[Given information]

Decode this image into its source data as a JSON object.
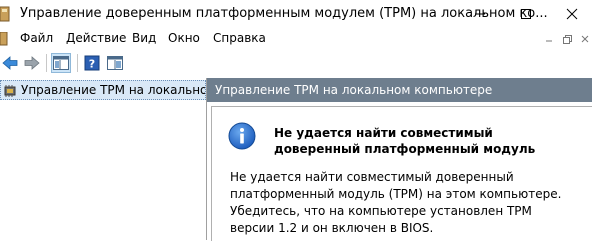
{
  "window": {
    "title": "Управление доверенным платформенным модулем (TPM) на локальном ко...",
    "min_glyph": "—",
    "max_glyph": "☐",
    "close_glyph": "✕"
  },
  "menu": {
    "items": [
      "Файл",
      "Действие",
      "Вид",
      "Окно",
      "Справка"
    ]
  },
  "tree": {
    "selected_label": "Управление TPM на локальном к"
  },
  "content": {
    "header": "Управление TPM на локальном компьютере",
    "message_title": "Не удается найти совместимый доверенный платформенный модуль",
    "message_body": "Не удается найти совместимый доверенный платформенный модуль (TPM) на этом компьютере. Убедитесь, что на компьютере установлен TPM версии 1.2 и он включен в BIOS."
  },
  "icons": {
    "back": "back-arrow-icon",
    "forward": "forward-arrow-icon",
    "console_tree": "console-tree-icon",
    "help": "help-icon",
    "action_pane": "action-pane-icon",
    "info": "info-icon"
  },
  "colors": {
    "pane_header_bg": "#6e7e8e",
    "selection_bg": "#d9e8f7",
    "info_blue": "#1f5fbf"
  }
}
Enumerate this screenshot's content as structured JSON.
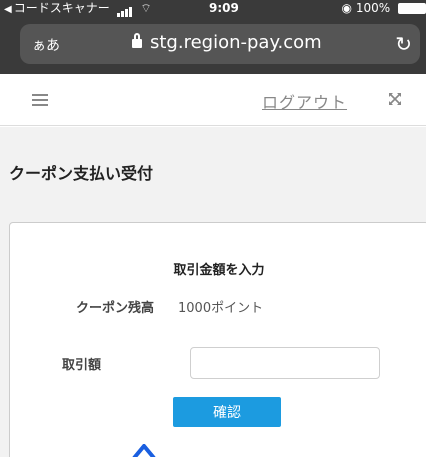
{
  "status_bar": {
    "back_app": "コードスキャナー",
    "time": "9:09",
    "battery": "100%"
  },
  "browser": {
    "text_size": "ぁあ",
    "url": "stg.region-pay.com"
  },
  "header": {
    "logout_label": "ログアウト"
  },
  "page": {
    "title": "クーポン支払い受付"
  },
  "form": {
    "heading": "取引金額を入力",
    "balance_label": "クーポン残高",
    "balance_value": "1000ポイント",
    "amount_label": "取引額",
    "amount_value": "",
    "amount_placeholder": "",
    "confirm_label": "確認"
  },
  "colors": {
    "accent": "#1c9be0",
    "chrome": "#3a3a3a"
  }
}
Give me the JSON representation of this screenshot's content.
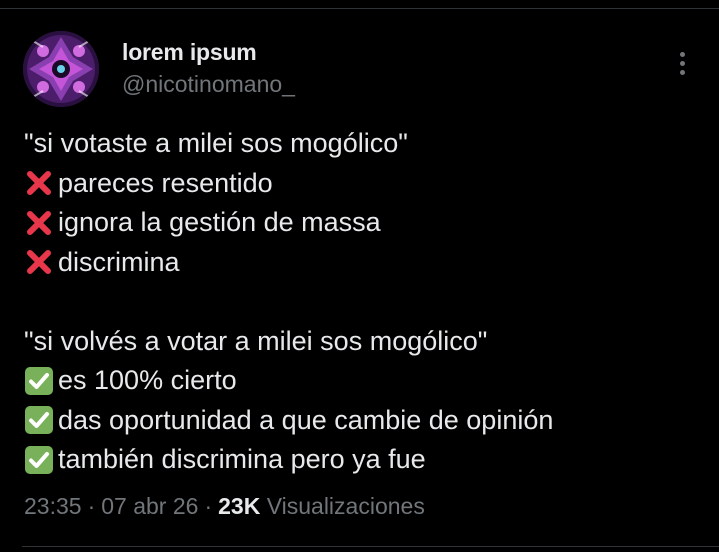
{
  "author": {
    "display_name": "lorem ipsum",
    "handle": "@nicotinomano_"
  },
  "tweet": {
    "lines": [
      {
        "marker": "none",
        "text": "\"si votaste a milei sos mogólico\""
      },
      {
        "marker": "cross",
        "text": "pareces resentido"
      },
      {
        "marker": "cross",
        "text": "ignora la gestión de massa"
      },
      {
        "marker": "cross",
        "text": "discrimina"
      },
      {
        "marker": "blank",
        "text": ""
      },
      {
        "marker": "none",
        "text": "\"si volvés a votar a milei sos mogólico\""
      },
      {
        "marker": "check",
        "text": "es 100% cierto"
      },
      {
        "marker": "check",
        "text": "das oportunidad a que cambie de opinión"
      },
      {
        "marker": "check",
        "text": "también discrimina pero ya fue"
      }
    ]
  },
  "meta": {
    "time": "23:35",
    "separator": "·",
    "date": "07 abr 26",
    "views_count": "23K",
    "views_label": "Visualizaciones"
  },
  "icons": {
    "cross": "cross-mark-icon",
    "check": "check-mark-button-icon",
    "more": "more-options-icon"
  },
  "colors": {
    "background": "#000000",
    "primary_text": "#e7e9ea",
    "secondary_text": "#71767b",
    "divider": "#2f3336",
    "cross": "#e8374b",
    "check_bg": "#78b159"
  }
}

[What the task asks] Copy every line of the listing that includes the string "milei".

[Written reply]
        "text": "\"si votaste a milei sos mogólico\""
        "text": "\"si volvés a votar a milei sos mogólico\""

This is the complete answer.